Exercise
Exclude the pictures, then copy all remaining records exactly.

Dataset items
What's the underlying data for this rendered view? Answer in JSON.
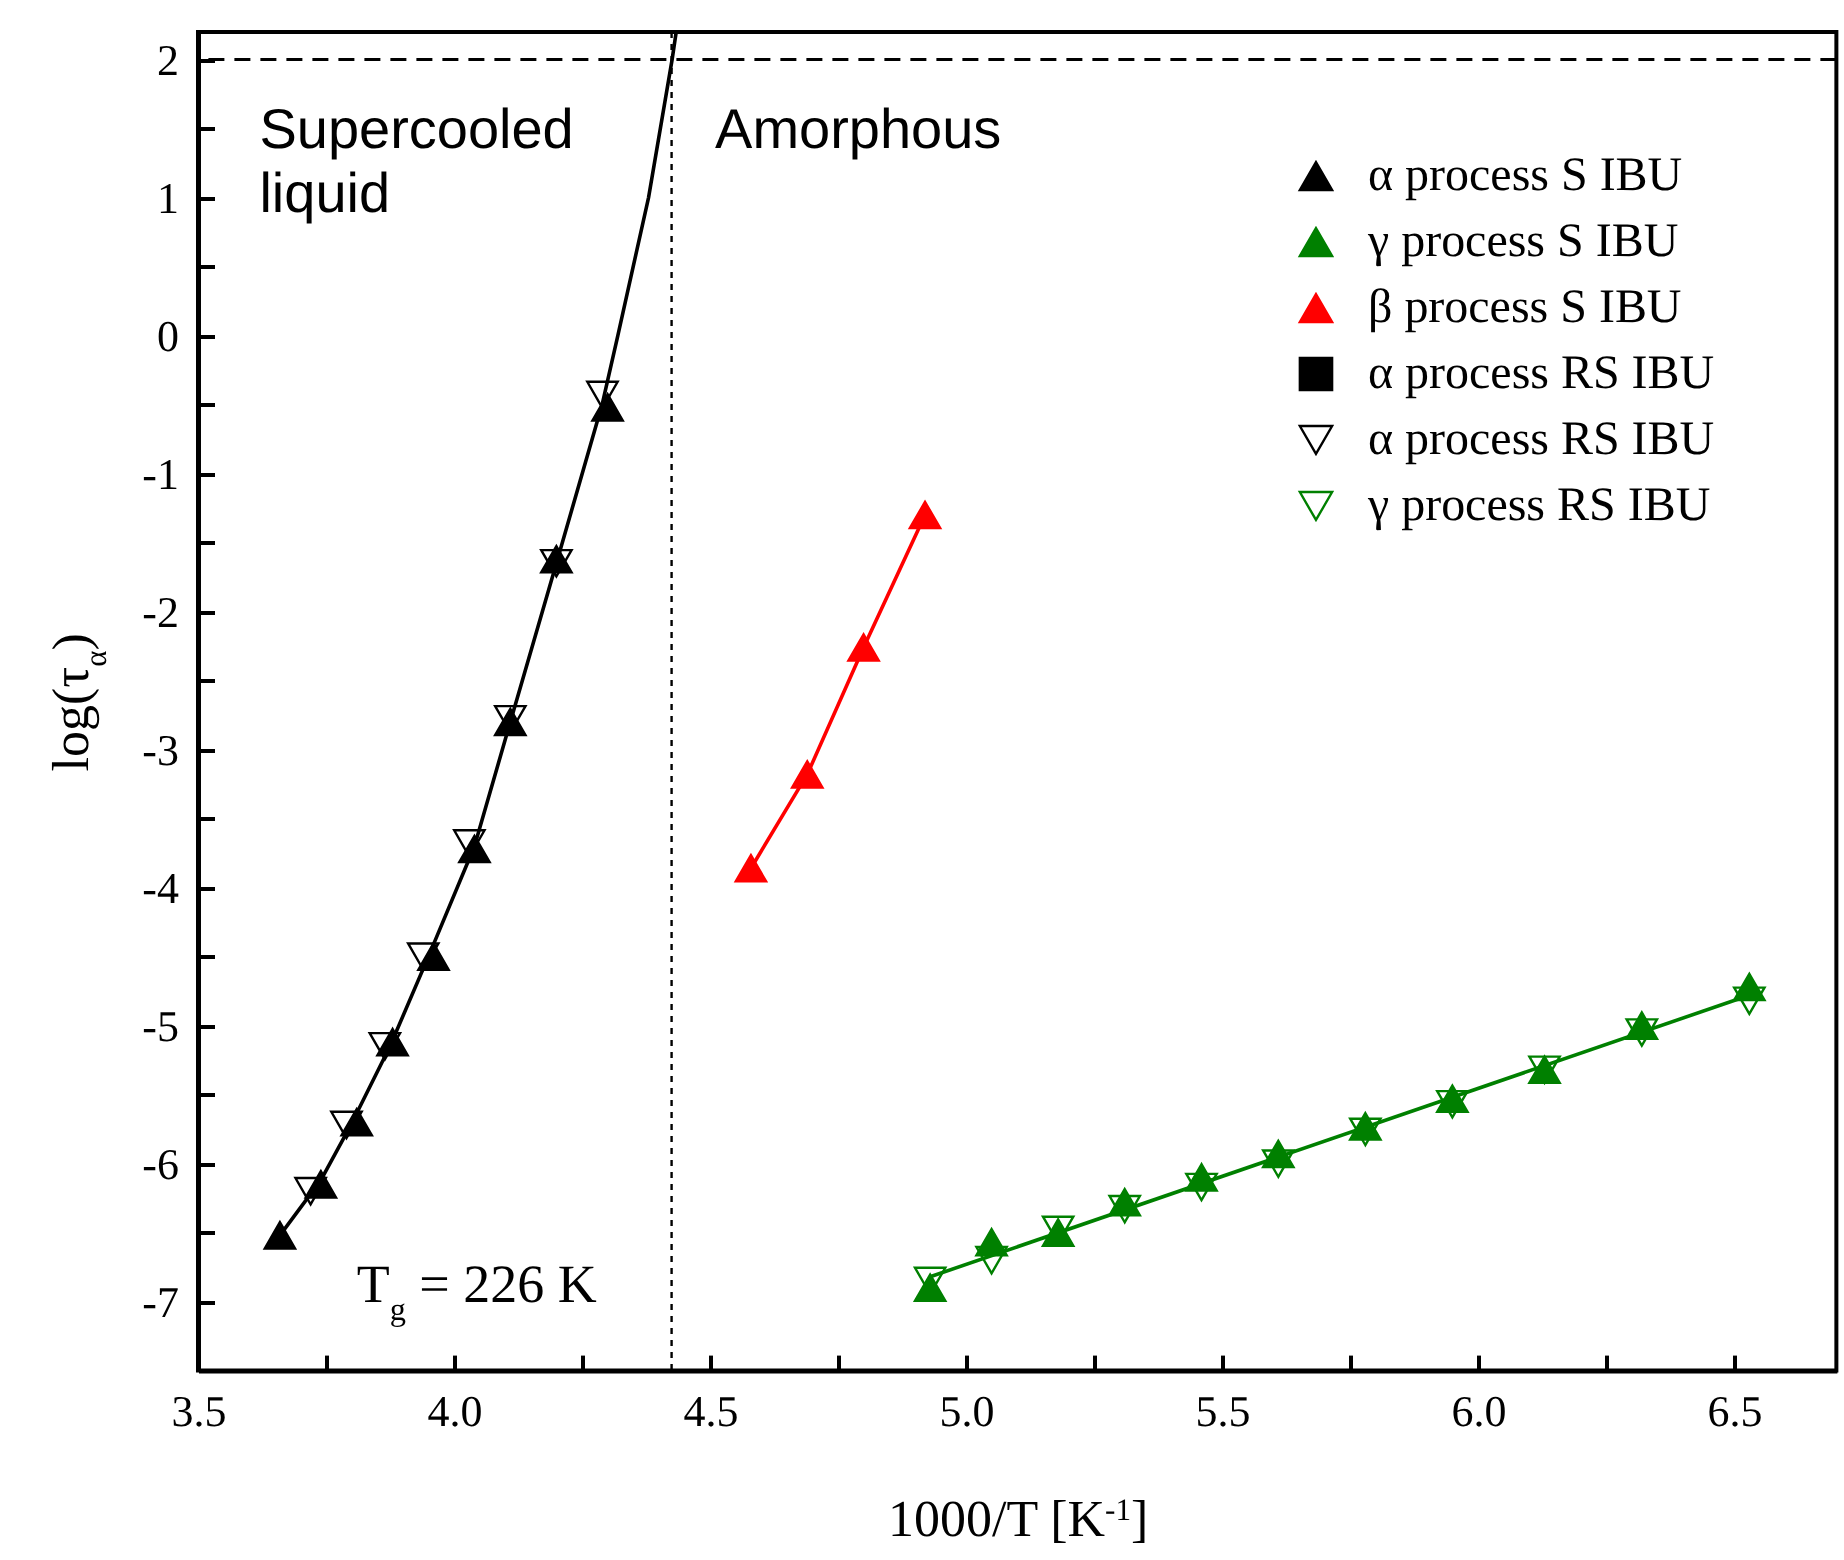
{
  "chart_data": {
    "type": "scatter",
    "xlabel": "1000/T [K$^{-1}$]",
    "ylabel": "log(τ$_{α}$)",
    "xlim": [
      3.5,
      6.7
    ],
    "ylim": [
      -7.5,
      2.2
    ],
    "xticks": [
      3.5,
      {
        "value": 3.75,
        "label": null
      },
      {
        "value": 4,
        "label": "4.0"
      },
      {
        "value": 4.25,
        "label": null
      },
      4.5,
      {
        "value": 4.75,
        "label": null
      },
      {
        "value": 5,
        "label": "5.0"
      },
      {
        "value": 5.25,
        "label": null
      },
      5.5,
      {
        "value": 5.75,
        "label": null
      },
      {
        "value": 6,
        "label": "6.0"
      },
      {
        "value": 6.25,
        "label": null
      },
      6.5
    ],
    "yticks": [
      -7,
      {
        "value": -6.5,
        "label": null
      },
      -6,
      {
        "value": -5.5,
        "label": null
      },
      -5,
      {
        "value": -4.5,
        "label": null
      },
      -4,
      {
        "value": -3.5,
        "label": null
      },
      -3,
      {
        "value": -2.5,
        "label": null
      },
      -2,
      {
        "value": -1.5,
        "label": null
      },
      -1,
      {
        "value": -0.5,
        "label": null
      },
      0,
      {
        "value": 0.5,
        "label": null
      },
      1,
      {
        "value": 1.5,
        "label": null
      },
      2
    ],
    "grid": false,
    "legend": "top right",
    "series": [
      {
        "name": "α process S IBU",
        "color": "#000000",
        "marker": "triangle",
        "x": [
          3.66,
          3.74,
          3.81,
          3.88,
          3.96,
          4.04,
          4.11,
          4.2,
          4.3
        ],
        "values": [
          -6.52,
          -6.15,
          -5.7,
          -5.12,
          -4.5,
          -3.72,
          -2.8,
          -1.62,
          -0.52
        ]
      },
      {
        "name": "γ process S IBU",
        "color": "#008000",
        "marker": "triangle",
        "x": [
          4.93,
          5.05,
          5.18,
          5.31,
          5.46,
          5.61,
          5.78,
          5.95,
          6.13,
          6.32,
          6.53
        ],
        "values": [
          -6.9,
          -6.57,
          -6.5,
          -6.28,
          -6.1,
          -5.93,
          -5.73,
          -5.53,
          -5.32,
          -5.0,
          -4.72
        ]
      },
      {
        "name": "β process S IBU",
        "type": "line",
        "color": "#ff0000",
        "marker": "triangle",
        "x": [
          4.58,
          4.69,
          4.8,
          4.92
        ],
        "values": [
          -3.86,
          -3.18,
          -2.26,
          -1.3
        ]
      },
      {
        "name": "α process RS IBU",
        "color": "#000000",
        "marker": "square"
      },
      {
        "name": "α process RS IBU",
        "color": "#000000",
        "marker": "triangle-down",
        "x": [
          3.72,
          3.79,
          3.865,
          3.94,
          4.03,
          4.11,
          4.2,
          4.29
        ],
        "values": [
          -6.2,
          -5.72,
          -5.15,
          -4.5,
          -3.68,
          -2.78,
          -1.65,
          -0.43
        ]
      },
      {
        "name": "γ process RS IBU",
        "color": "#008000",
        "marker": "triangle-down",
        "x": [
          4.93,
          5.05,
          5.18,
          5.31,
          5.46,
          5.61,
          5.78,
          5.95,
          6.13,
          6.32,
          6.53
        ],
        "values": [
          -6.85,
          -6.7,
          -6.48,
          -6.33,
          -6.17,
          -6.0,
          -5.77,
          -5.57,
          -5.32,
          -5.05,
          -4.82
        ]
      },
      {
        "type": "line",
        "color": "#000000",
        "marker": "none",
        "x": [
          3.66,
          3.74,
          3.8,
          3.875,
          3.95,
          4.04,
          4.11,
          4.2,
          4.29,
          4.32,
          4.38,
          4.426,
          4.434
        ],
        "values": [
          -6.52,
          -6.12,
          -5.71,
          -5.15,
          -4.5,
          -3.7,
          -2.8,
          -1.65,
          -0.49,
          0,
          1,
          2,
          2.2
        ]
      },
      {
        "type": "line",
        "color": "#008000",
        "marker": "none",
        "x": [
          4.93,
          6.53
        ],
        "values": [
          -6.82,
          -4.78
        ]
      }
    ],
    "ref_lines": [
      {
        "axis": "y",
        "value": 2,
        "line_style": "dashed"
      },
      {
        "axis": "x",
        "value": 4.425,
        "line_style": "dotted"
      }
    ],
    "annotations": [
      "Supercooled\nliquid",
      "Amorphous",
      "T$_{g}$ = 226 K"
    ]
  }
}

Solution
What's the underlying data for this rendered view? Answer in JSON.
{
  "chart_data": {
    "type": "scatter",
    "xlabel": "1000/T [K$^{-1}$]",
    "ylabel": "log(τ$_{α}$)",
    "xlim": [
      3.5,
      6.7
    ],
    "ylim": [
      -7.5,
      2.2
    ],
    "xticks": [
      3.5,
      {
        "value": 3.75,
        "label": null
      },
      {
        "value": 4,
        "label": "4.0"
      },
      {
        "value": 4.25,
        "label": null
      },
      4.5,
      {
        "value": 4.75,
        "label": null
      },
      {
        "value": 5,
        "label": "5.0"
      },
      {
        "value": 5.25,
        "label": null
      },
      5.5,
      {
        "value": 5.75,
        "label": null
      },
      {
        "value": 6,
        "label": "6.0"
      },
      {
        "value": 6.25,
        "label": null
      },
      6.5
    ],
    "yticks": [
      -7,
      {
        "value": -6.5,
        "label": null
      },
      -6,
      {
        "value": -5.5,
        "label": null
      },
      -5,
      {
        "value": -4.5,
        "label": null
      },
      -4,
      {
        "value": -3.5,
        "label": null
      },
      -3,
      {
        "value": -2.5,
        "label": null
      },
      -2,
      {
        "value": -1.5,
        "label": null
      },
      -1,
      {
        "value": -0.5,
        "label": null
      },
      0,
      {
        "value": 0.5,
        "label": null
      },
      1,
      {
        "value": 1.5,
        "label": null
      },
      2
    ],
    "grid": false,
    "legend": "top right",
    "series": [
      {
        "name": "α process S IBU",
        "color": "#000000",
        "marker": "triangle",
        "x": [
          3.66,
          3.74,
          3.81,
          3.88,
          3.96,
          4.04,
          4.11,
          4.2,
          4.3
        ],
        "values": [
          -6.52,
          -6.15,
          -5.7,
          -5.12,
          -4.5,
          -3.72,
          -2.8,
          -1.62,
          -0.52
        ]
      },
      {
        "name": "γ process S IBU",
        "color": "#008000",
        "marker": "triangle",
        "x": [
          4.93,
          5.05,
          5.18,
          5.31,
          5.46,
          5.61,
          5.78,
          5.95,
          6.13,
          6.32,
          6.53
        ],
        "values": [
          -6.9,
          -6.57,
          -6.5,
          -6.28,
          -6.1,
          -5.93,
          -5.73,
          -5.53,
          -5.32,
          -5.0,
          -4.72
        ]
      },
      {
        "name": "β process S IBU",
        "type": "line",
        "color": "#ff0000",
        "marker": "triangle",
        "x": [
          4.58,
          4.69,
          4.8,
          4.92
        ],
        "values": [
          -3.86,
          -3.18,
          -2.26,
          -1.3
        ]
      },
      {
        "name": "α process RS IBU",
        "color": "#000000",
        "marker": "square"
      },
      {
        "name": "α process RS IBU",
        "color": "#000000",
        "marker": "triangle-down",
        "x": [
          3.72,
          3.79,
          3.865,
          3.94,
          4.03,
          4.11,
          4.2,
          4.29
        ],
        "values": [
          -6.2,
          -5.72,
          -5.15,
          -4.5,
          -3.68,
          -2.78,
          -1.65,
          -0.43
        ]
      },
      {
        "name": "γ process RS IBU",
        "color": "#008000",
        "marker": "triangle-down",
        "x": [
          4.93,
          5.05,
          5.18,
          5.31,
          5.46,
          5.61,
          5.78,
          5.95,
          6.13,
          6.32,
          6.53
        ],
        "values": [
          -6.85,
          -6.7,
          -6.48,
          -6.33,
          -6.17,
          -6.0,
          -5.77,
          -5.57,
          -5.32,
          -5.05,
          -4.82
        ]
      },
      {
        "type": "line",
        "color": "#000000",
        "marker": "none",
        "x": [
          3.66,
          3.74,
          3.8,
          3.875,
          3.95,
          4.04,
          4.11,
          4.2,
          4.29,
          4.32,
          4.38,
          4.426,
          4.434
        ],
        "values": [
          -6.52,
          -6.12,
          -5.71,
          -5.15,
          -4.5,
          -3.7,
          -2.8,
          -1.65,
          -0.49,
          0,
          1,
          2,
          2.2
        ]
      },
      {
        "type": "line",
        "color": "#008000",
        "marker": "none",
        "x": [
          4.93,
          6.53
        ],
        "values": [
          -6.82,
          -4.78
        ]
      }
    ],
    "ref_lines": [
      {
        "axis": "y",
        "value": 2,
        "line_style": "dashed"
      },
      {
        "axis": "x",
        "value": 4.425,
        "line_style": "dotted"
      }
    ],
    "annotations": [
      "Supercooled\nliquid",
      "Amorphous",
      "T$_{g}$ = 226 K"
    ]
  }
}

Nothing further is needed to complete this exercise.